*Work to do:*
Set the data down again, exactly as it reads, but without the pictures.

*Records about charts and figures:*
========

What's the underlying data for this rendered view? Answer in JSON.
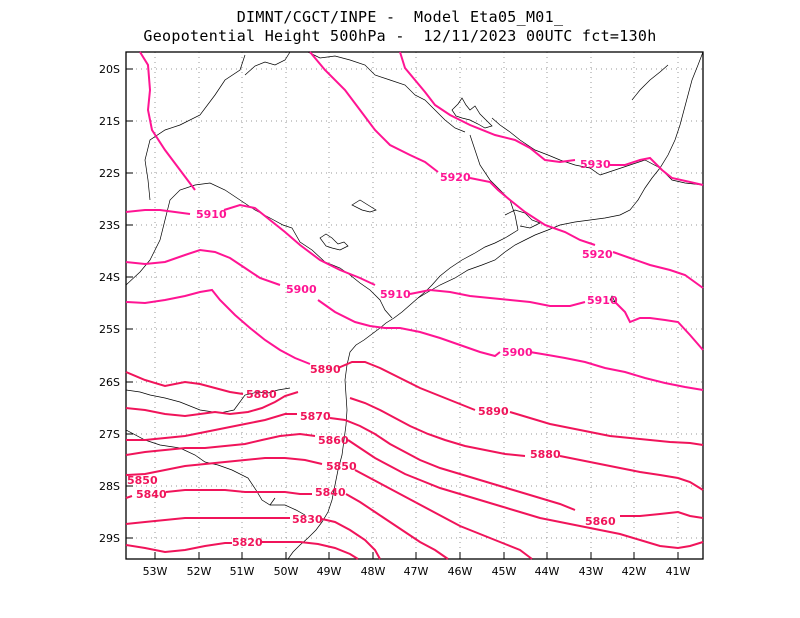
{
  "header": {
    "line1": "DIMNT/CGCT/INPE -  Model Eta05_M01_",
    "line2": "Geopotential Height 500hPa -  12/11/2023 00UTC fct=130h"
  },
  "axes": {
    "lat_labels": [
      "20S",
      "21S",
      "22S",
      "23S",
      "24S",
      "25S",
      "26S",
      "27S",
      "28S",
      "29S"
    ],
    "lon_labels": [
      "53W",
      "52W",
      "51W",
      "50W",
      "49W",
      "48W",
      "47W",
      "46W",
      "45W",
      "44W",
      "43W",
      "42W",
      "41W"
    ]
  },
  "colors": {
    "contour_pink": "#ff1493",
    "contour_red": "#f0145a",
    "coast": "#000000",
    "grid": "#999999"
  },
  "contour_labels": [
    {
      "text": "5930",
      "value": 5930
    },
    {
      "text": "5920",
      "value": 5920
    },
    {
      "text": "5920",
      "value": 5920
    },
    {
      "text": "5910",
      "value": 5910
    },
    {
      "text": "5910",
      "value": 5910
    },
    {
      "text": "5910",
      "value": 5910
    },
    {
      "text": "5900",
      "value": 5900
    },
    {
      "text": "5900",
      "value": 5900
    },
    {
      "text": "5890",
      "value": 5890
    },
    {
      "text": "5890",
      "value": 5890
    },
    {
      "text": "5880",
      "value": 5880
    },
    {
      "text": "5880",
      "value": 5880
    },
    {
      "text": "5870",
      "value": 5870
    },
    {
      "text": "5860",
      "value": 5860
    },
    {
      "text": "5860",
      "value": 5860
    },
    {
      "text": "5850",
      "value": 5850
    },
    {
      "text": "5850",
      "value": 5850
    },
    {
      "text": "5840",
      "value": 5840
    },
    {
      "text": "5840",
      "value": 5840
    },
    {
      "text": "5830",
      "value": 5830
    },
    {
      "text": "5820",
      "value": 5820
    }
  ]
}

========

*Response to this exercise:*
What's the underlying data for this rendered view? Answer in JSON.
{
  "header": {
    "line1": "DIMNT/CGCT/INPE -  Model Eta05_M01_",
    "line2": "Geopotential Height 500hPa -  12/11/2023 00UTC fct=130h"
  },
  "axes": {
    "lat_labels": [
      "20S",
      "21S",
      "22S",
      "23S",
      "24S",
      "25S",
      "26S",
      "27S",
      "28S",
      "29S"
    ],
    "lon_labels": [
      "53W",
      "52W",
      "51W",
      "50W",
      "49W",
      "48W",
      "47W",
      "46W",
      "45W",
      "44W",
      "43W",
      "42W",
      "41W"
    ]
  },
  "colors": {
    "contour_pink": "#ff1493",
    "contour_red": "#f0145a",
    "coast": "#000000",
    "grid": "#999999"
  },
  "contour_labels": [
    {
      "text": "5930",
      "value": 5930
    },
    {
      "text": "5920",
      "value": 5920
    },
    {
      "text": "5920",
      "value": 5920
    },
    {
      "text": "5910",
      "value": 5910
    },
    {
      "text": "5910",
      "value": 5910
    },
    {
      "text": "5910",
      "value": 5910
    },
    {
      "text": "5900",
      "value": 5900
    },
    {
      "text": "5900",
      "value": 5900
    },
    {
      "text": "5890",
      "value": 5890
    },
    {
      "text": "5890",
      "value": 5890
    },
    {
      "text": "5880",
      "value": 5880
    },
    {
      "text": "5880",
      "value": 5880
    },
    {
      "text": "5870",
      "value": 5870
    },
    {
      "text": "5860",
      "value": 5860
    },
    {
      "text": "5860",
      "value": 5860
    },
    {
      "text": "5850",
      "value": 5850
    },
    {
      "text": "5850",
      "value": 5850
    },
    {
      "text": "5840",
      "value": 5840
    },
    {
      "text": "5840",
      "value": 5840
    },
    {
      "text": "5830",
      "value": 5830
    },
    {
      "text": "5820",
      "value": 5820
    }
  ]
}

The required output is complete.